[Entries from a visual dataset]

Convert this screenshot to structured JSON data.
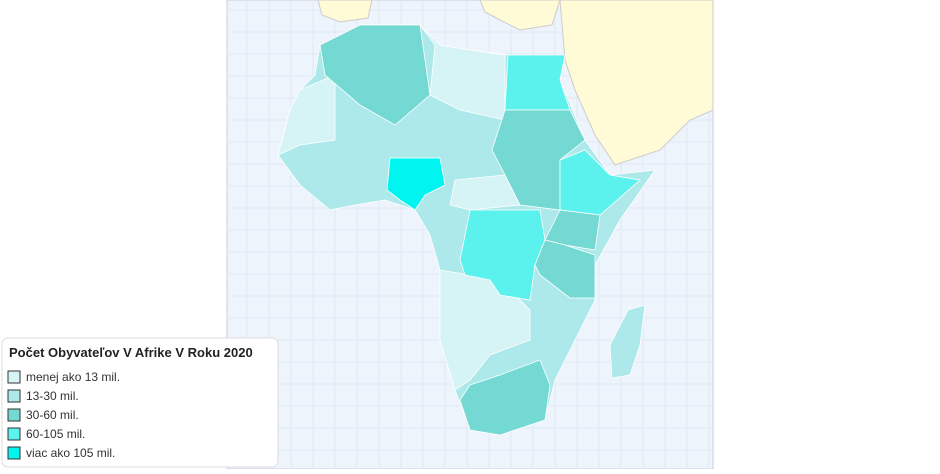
{
  "legend": {
    "title": "Počet Obyvateľov V Afrike V Roku 2020",
    "items": [
      {
        "label": "menej ako 13 mil.",
        "color": "#d6f3f5"
      },
      {
        "label": "13-30 mil.",
        "color": "#ade9ea"
      },
      {
        "label": "30-60 mil.",
        "color": "#74d8d3"
      },
      {
        "label": "60-105 mil.",
        "color": "#5bf2ee"
      },
      {
        "label": "viac ako 105 mil.",
        "color": "#00f5f0"
      }
    ]
  }
}
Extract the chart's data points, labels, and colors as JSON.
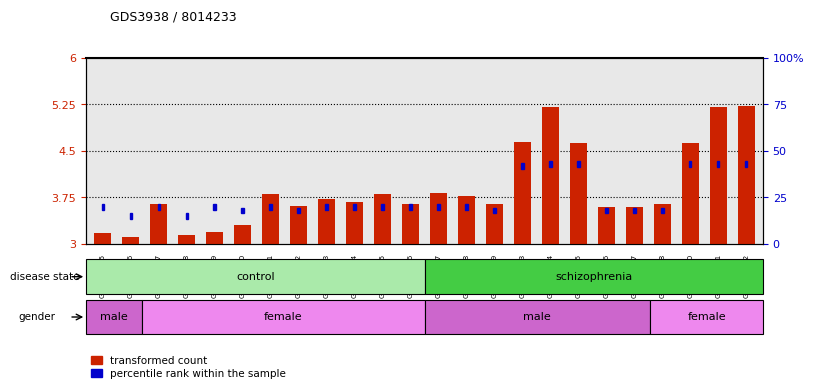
{
  "title": "GDS3938 / 8014233",
  "samples": [
    "GSM630785",
    "GSM630786",
    "GSM630787",
    "GSM630788",
    "GSM630789",
    "GSM630790",
    "GSM630791",
    "GSM630792",
    "GSM630793",
    "GSM630794",
    "GSM630795",
    "GSM630796",
    "GSM630797",
    "GSM630798",
    "GSM630799",
    "GSM630803",
    "GSM630804",
    "GSM630805",
    "GSM630806",
    "GSM630807",
    "GSM630808",
    "GSM630800",
    "GSM630801",
    "GSM630802"
  ],
  "red_values": [
    3.18,
    3.12,
    3.65,
    3.14,
    3.2,
    3.3,
    3.8,
    3.62,
    3.72,
    3.68,
    3.8,
    3.65,
    3.82,
    3.78,
    3.65,
    4.65,
    5.2,
    4.62,
    3.6,
    3.6,
    3.65,
    4.62,
    5.2,
    5.22
  ],
  "blue_values": [
    20,
    15,
    20,
    15,
    20,
    18,
    20,
    18,
    20,
    20,
    20,
    20,
    20,
    20,
    18,
    42,
    43,
    43,
    18,
    18,
    18,
    43,
    43,
    43
  ],
  "ylim_left": [
    3.0,
    6.0
  ],
  "ylim_right": [
    0,
    100
  ],
  "yticks_left": [
    3.0,
    3.75,
    4.5,
    5.25,
    6.0
  ],
  "ytick_labels_left": [
    "3",
    "3.75",
    "4.5",
    "5.25",
    "6"
  ],
  "yticks_right": [
    0,
    25,
    50,
    75,
    100
  ],
  "ytick_labels_right": [
    "0",
    "25",
    "50",
    "75",
    "100%"
  ],
  "hlines": [
    3.75,
    4.5,
    5.25
  ],
  "bar_color": "#cc2200",
  "blue_color": "#0000cc",
  "bar_width": 0.6,
  "disease_groups": [
    {
      "label": "control",
      "start": 0,
      "end": 11,
      "color": "#aaeaaa"
    },
    {
      "label": "schizophrenia",
      "start": 12,
      "end": 23,
      "color": "#44cc44"
    }
  ],
  "gender_groups": [
    {
      "label": "male",
      "start": 0,
      "end": 1,
      "color": "#cc66cc"
    },
    {
      "label": "female",
      "start": 2,
      "end": 11,
      "color": "#ee88ee"
    },
    {
      "label": "male",
      "start": 12,
      "end": 19,
      "color": "#cc66cc"
    },
    {
      "label": "female",
      "start": 20,
      "end": 23,
      "color": "#ee88ee"
    }
  ],
  "legend_items": [
    {
      "label": "transformed count",
      "color": "#cc2200"
    },
    {
      "label": "percentile rank within the sample",
      "color": "#0000cc"
    }
  ],
  "bg_color": "#ffffff",
  "ax_bg_color": "#e8e8e8"
}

- [Stated problem]
Transcribe the records above verbatim. Do not carry over any picture.

- [Output of the task]
Convert this screenshot to structured JSON data.
{
  "legend": {
    "title": "Počet Obyvateľov V Afrike V Roku 2020",
    "items": [
      {
        "label": "menej ako 13 mil.",
        "color": "#d6f3f5"
      },
      {
        "label": "13-30 mil.",
        "color": "#ade9ea"
      },
      {
        "label": "30-60 mil.",
        "color": "#74d8d3"
      },
      {
        "label": "60-105 mil.",
        "color": "#5bf2ee"
      },
      {
        "label": "viac ako 105 mil.",
        "color": "#00f5f0"
      }
    ]
  }
}
Extract the chart's data points, labels, and colors as JSON.
{
  "title": "GDS3938 / 8014233",
  "samples": [
    "GSM630785",
    "GSM630786",
    "GSM630787",
    "GSM630788",
    "GSM630789",
    "GSM630790",
    "GSM630791",
    "GSM630792",
    "GSM630793",
    "GSM630794",
    "GSM630795",
    "GSM630796",
    "GSM630797",
    "GSM630798",
    "GSM630799",
    "GSM630803",
    "GSM630804",
    "GSM630805",
    "GSM630806",
    "GSM630807",
    "GSM630808",
    "GSM630800",
    "GSM630801",
    "GSM630802"
  ],
  "red_values": [
    3.18,
    3.12,
    3.65,
    3.14,
    3.2,
    3.3,
    3.8,
    3.62,
    3.72,
    3.68,
    3.8,
    3.65,
    3.82,
    3.78,
    3.65,
    4.65,
    5.2,
    4.62,
    3.6,
    3.6,
    3.65,
    4.62,
    5.2,
    5.22
  ],
  "blue_values": [
    20,
    15,
    20,
    15,
    20,
    18,
    20,
    18,
    20,
    20,
    20,
    20,
    20,
    20,
    18,
    42,
    43,
    43,
    18,
    18,
    18,
    43,
    43,
    43
  ],
  "ylim_left": [
    3.0,
    6.0
  ],
  "ylim_right": [
    0,
    100
  ],
  "yticks_left": [
    3.0,
    3.75,
    4.5,
    5.25,
    6.0
  ],
  "ytick_labels_left": [
    "3",
    "3.75",
    "4.5",
    "5.25",
    "6"
  ],
  "yticks_right": [
    0,
    25,
    50,
    75,
    100
  ],
  "ytick_labels_right": [
    "0",
    "25",
    "50",
    "75",
    "100%"
  ],
  "hlines": [
    3.75,
    4.5,
    5.25
  ],
  "bar_color": "#cc2200",
  "blue_color": "#0000cc",
  "bar_width": 0.6,
  "disease_groups": [
    {
      "label": "control",
      "start": 0,
      "end": 11,
      "color": "#aaeaaa"
    },
    {
      "label": "schizophrenia",
      "start": 12,
      "end": 23,
      "color": "#44cc44"
    }
  ],
  "gender_groups": [
    {
      "label": "male",
      "start": 0,
      "end": 1,
      "color": "#cc66cc"
    },
    {
      "label": "female",
      "start": 2,
      "end": 11,
      "color": "#ee88ee"
    },
    {
      "label": "male",
      "start": 12,
      "end": 19,
      "color": "#cc66cc"
    },
    {
      "label": "female",
      "start": 20,
      "end": 23,
      "color": "#ee88ee"
    }
  ],
  "legend_items": [
    {
      "label": "transformed count",
      "color": "#cc2200"
    },
    {
      "label": "percentile rank within the sample",
      "color": "#0000cc"
    }
  ],
  "bg_color": "#ffffff",
  "ax_bg_color": "#e8e8e8"
}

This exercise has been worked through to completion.